**PROMPT:**
Copy every record below exactly.

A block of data
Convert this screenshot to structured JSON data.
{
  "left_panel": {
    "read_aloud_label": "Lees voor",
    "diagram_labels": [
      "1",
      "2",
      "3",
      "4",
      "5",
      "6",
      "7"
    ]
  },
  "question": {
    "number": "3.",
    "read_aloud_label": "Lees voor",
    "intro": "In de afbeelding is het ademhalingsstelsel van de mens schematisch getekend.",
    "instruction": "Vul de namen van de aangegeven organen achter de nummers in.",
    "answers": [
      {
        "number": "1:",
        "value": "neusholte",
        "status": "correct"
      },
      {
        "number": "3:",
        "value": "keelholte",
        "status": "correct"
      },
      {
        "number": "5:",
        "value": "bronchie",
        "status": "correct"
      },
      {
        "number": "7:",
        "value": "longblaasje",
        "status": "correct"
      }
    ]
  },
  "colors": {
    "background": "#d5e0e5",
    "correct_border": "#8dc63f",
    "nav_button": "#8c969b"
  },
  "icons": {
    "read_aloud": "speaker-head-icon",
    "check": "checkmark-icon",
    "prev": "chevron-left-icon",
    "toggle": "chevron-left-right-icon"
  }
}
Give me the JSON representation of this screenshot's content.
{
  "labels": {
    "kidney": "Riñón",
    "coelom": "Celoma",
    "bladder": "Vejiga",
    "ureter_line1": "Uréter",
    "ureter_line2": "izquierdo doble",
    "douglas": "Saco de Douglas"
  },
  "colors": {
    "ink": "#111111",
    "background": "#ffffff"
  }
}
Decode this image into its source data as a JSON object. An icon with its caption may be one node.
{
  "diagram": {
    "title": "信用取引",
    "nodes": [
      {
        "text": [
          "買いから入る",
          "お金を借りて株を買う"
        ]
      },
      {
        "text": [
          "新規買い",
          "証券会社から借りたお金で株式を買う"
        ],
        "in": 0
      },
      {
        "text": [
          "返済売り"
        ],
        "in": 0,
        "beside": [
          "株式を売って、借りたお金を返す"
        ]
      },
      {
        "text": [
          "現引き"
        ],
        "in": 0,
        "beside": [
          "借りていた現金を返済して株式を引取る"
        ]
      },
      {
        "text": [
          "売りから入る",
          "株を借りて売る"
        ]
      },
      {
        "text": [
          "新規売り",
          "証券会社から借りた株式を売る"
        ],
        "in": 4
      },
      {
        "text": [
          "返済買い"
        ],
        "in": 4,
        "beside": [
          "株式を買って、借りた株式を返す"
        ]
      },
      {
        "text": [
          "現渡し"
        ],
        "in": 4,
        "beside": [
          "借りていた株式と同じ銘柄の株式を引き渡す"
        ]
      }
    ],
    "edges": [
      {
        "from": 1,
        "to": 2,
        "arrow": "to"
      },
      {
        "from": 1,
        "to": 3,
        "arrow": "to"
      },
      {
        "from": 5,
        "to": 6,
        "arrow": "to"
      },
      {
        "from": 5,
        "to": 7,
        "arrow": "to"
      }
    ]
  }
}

**TASK ANSWER:**
Convert this screenshot to structured JSON data.
{
  "left_panel": {
    "read_aloud_label": "Lees voor",
    "diagram_labels": [
      "1",
      "2",
      "3",
      "4",
      "5",
      "6",
      "7"
    ]
  },
  "question": {
    "number": "3.",
    "read_aloud_label": "Lees voor",
    "intro": "In de afbeelding is het ademhalingsstelsel van de mens schematisch getekend.",
    "instruction": "Vul de namen van de aangegeven organen achter de nummers in.",
    "answers": [
      {
        "number": "1:",
        "value": "neusholte",
        "status": "correct"
      },
      {
        "number": "3:",
        "value": "keelholte",
        "status": "correct"
      },
      {
        "number": "5:",
        "value": "bronchie",
        "status": "correct"
      },
      {
        "number": "7:",
        "value": "longblaasje",
        "status": "correct"
      }
    ]
  },
  "colors": {
    "background": "#d5e0e5",
    "correct_border": "#8dc63f",
    "nav_button": "#8c969b"
  },
  "icons": {
    "read_aloud": "speaker-head-icon",
    "check": "checkmark-icon",
    "prev": "chevron-left-icon",
    "toggle": "chevron-left-right-icon"
  }
}
Give me the JSON representation of this screenshot's content.
{
  "labels": {
    "kidney": "Riñón",
    "coelom": "Celoma",
    "bladder": "Vejiga",
    "ureter_line1": "Uréter",
    "ureter_line2": "izquierdo doble",
    "douglas": "Saco de Douglas"
  },
  "colors": {
    "ink": "#111111",
    "background": "#ffffff"
  }
}
Decode this image into its source data as a JSON object. An icon with its caption may be one node.
{
  "diagram": {
    "title": "信用取引",
    "nodes": [
      {
        "text": [
          "買いから入る",
          "お金を借りて株を買う"
        ]
      },
      {
        "text": [
          "新規買い",
          "証券会社から借りたお金で株式を買う"
        ],
        "in": 0
      },
      {
        "text": [
          "返済売り"
        ],
        "in": 0,
        "beside": [
          "株式を売って、借りたお金を返す"
        ]
      },
      {
        "text": [
          "現引き"
        ],
        "in": 0,
        "beside": [
          "借りていた現金を返済して株式を引取る"
        ]
      },
      {
        "text": [
          "売りから入る",
          "株を借りて売る"
        ]
      },
      {
        "text": [
          "新規売り",
          "証券会社から借りた株式を売る"
        ],
        "in": 4
      },
      {
        "text": [
          "返済買い"
        ],
        "in": 4,
        "beside": [
          "株式を買って、借りた株式を返す"
        ]
      },
      {
        "text": [
          "現渡し"
        ],
        "in": 4,
        "beside": [
          "借りていた株式と同じ銘柄の株式を引き渡す"
        ]
      }
    ],
    "edges": [
      {
        "from": 1,
        "to": 2,
        "arrow": "to"
      },
      {
        "from": 1,
        "to": 3,
        "arrow": "to"
      },
      {
        "from": 5,
        "to": 6,
        "arrow": "to"
      },
      {
        "from": 5,
        "to": 7,
        "arrow": "to"
      }
    ]
  }
}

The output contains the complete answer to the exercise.